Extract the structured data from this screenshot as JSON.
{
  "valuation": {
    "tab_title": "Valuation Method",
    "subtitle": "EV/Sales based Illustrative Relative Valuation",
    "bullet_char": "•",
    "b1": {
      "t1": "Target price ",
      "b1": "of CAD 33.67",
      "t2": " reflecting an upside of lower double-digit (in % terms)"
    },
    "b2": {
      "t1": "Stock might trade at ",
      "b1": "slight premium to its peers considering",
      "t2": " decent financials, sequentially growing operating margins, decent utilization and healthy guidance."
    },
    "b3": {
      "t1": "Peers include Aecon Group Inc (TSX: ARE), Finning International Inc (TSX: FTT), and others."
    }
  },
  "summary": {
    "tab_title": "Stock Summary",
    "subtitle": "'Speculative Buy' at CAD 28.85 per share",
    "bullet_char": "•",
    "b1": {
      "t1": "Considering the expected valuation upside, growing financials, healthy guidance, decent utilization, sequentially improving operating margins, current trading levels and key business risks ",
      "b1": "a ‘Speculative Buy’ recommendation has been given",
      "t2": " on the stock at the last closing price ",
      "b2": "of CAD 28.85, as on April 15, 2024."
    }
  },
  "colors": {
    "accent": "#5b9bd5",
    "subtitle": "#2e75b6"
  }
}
★ ★ ★ ★
● **Task details**
Filter the entries above down to the lines containing the word "financials".

● **Response**
      "t2": " decent financials, sequentially growing operating margins, decent utilization and healthy guidance."
      "t1": "Considering the expected valuation upside, growing financials, healthy guidance, decent utilization, sequentially improving operating margins, current trading levels and key business risks ",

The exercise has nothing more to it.